How to complete this task: Leave the pictures out and restate each entry below word for word.

─── Input for this task

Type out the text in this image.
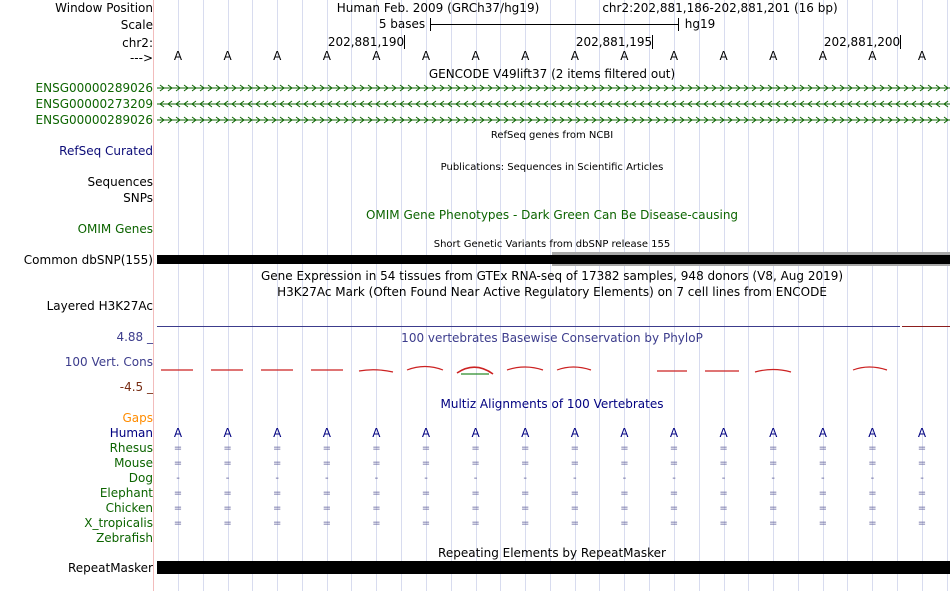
Window Position	Human Feb. 2009 (GRCh37/hg19)	chr2:202,881,186-202,881,201 (16 bp)
Scale	5 bases	hg19
chr2:	202,881,190	202,881,195	202,881,200
---> A	A	A	A	A	A	A	A	A	A	A	A	A	A	A	A
GENCODE V49lift37 (2 items filtered out)
ENSG00000289026
ENSG00000273209
ENSG00000289026
RefSeq genes from NCBI
RefSeq Curated
Publications: Sequences in Scientific Articles
Sequences
SNPs
OMIM Gene Phenotypes - Dark Green Can Be Disease-causing
OMIM Genes
Short Genetic Variants from dbSNP release 155
Common dbSNP(155)
Gene Expression in 54 tissues from GTEx RNA-seq of 17382 samples, 948 donors (V8, Aug 2019)
H3K27Ac Mark (Often Found Near Active Regulatory Elements) on 7 cell lines from ENCODE
Layered H3K27Ac
4.88 _	100 vertebrates Basewise Conservation by PhyloP
100 Vert. Cons
-4.5 _
Gaps
Multiz Alignments of 100 Vertebrates
Human A	A	A	A	A	A	A	A	A	A	A	A	A	A	A	A
Rhesus =	=	=	=	=	=	=	=	=	=	=	=	=	=	=	=
Mouse =	=	=	=	=	=	=	=	=	=	=	=	=	=	=	=
Dog -	-	-	-	-	-	-	-	-	-	-	-	-	-	-	-
Elephant =	=	=	=	=	=	=	=	=	=	=	=	=	=	=	=
Chicken =	=	=	=	=	=	=	=	=	=	=	=	=	=	=	=
X_tropicalis =	=	=	=	=	=	=	=	=	=	=	=	=	=	=	=
Zebrafish
Repeating Elements by RepeatMasker
RepeatMasker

──────

Exercise output:
Type out the text in this image.
Window Position	Human Feb. 2009 (GRCh37/hg19)	chr2:202,881,186-202,881,201 (16 bp)
Scale	5 bases	hg19
chr2:	202,881,190	202,881,195	202,881,200
---> A	A	A	A	A	A	A	A	A	A	A	A	A	A	A	A
GENCODE V49lift37 (2 items filtered out)
ENSG00000289026
ENSG00000273209
ENSG00000289026
RefSeq genes from NCBI
RefSeq Curated
Publications: Sequences in Scientific Articles
Sequences
SNPs
OMIM Gene Phenotypes - Dark Green Can Be Disease-causing
OMIM Genes
Short Genetic Variants from dbSNP release 155
Common dbSNP(155)
Gene Expression in 54 tissues from GTEx RNA-seq of 17382 samples, 948 donors (V8, Aug 2019)
H3K27Ac Mark (Often Found Near Active Regulatory Elements) on 7 cell lines from ENCODE
Layered H3K27Ac
4.88 _	100 vertebrates Basewise Conservation by PhyloP
100 Vert. Cons
-4.5 _
Gaps
Multiz Alignments of 100 Vertebrates
Human A	A	A	A	A	A	A	A	A	A	A	A	A	A	A	A
Rhesus =	=	=	=	=	=	=	=	=	=	=	=	=	=	=	=
Mouse =	=	=	=	=	=	=	=	=	=	=	=	=	=	=	=
Dog -	-	-	-	-	-	-	-	-	-	-	-	-	-	-	-
Elephant =	=	=	=	=	=	=	=	=	=	=	=	=	=	=	=
Chicken =	=	=	=	=	=	=	=	=	=	=	=	=	=	=	=
X_tropicalis =	=	=	=	=	=	=	=	=	=	=	=	=	=	=	=
Zebrafish
Repeating Elements by RepeatMasker
RepeatMasker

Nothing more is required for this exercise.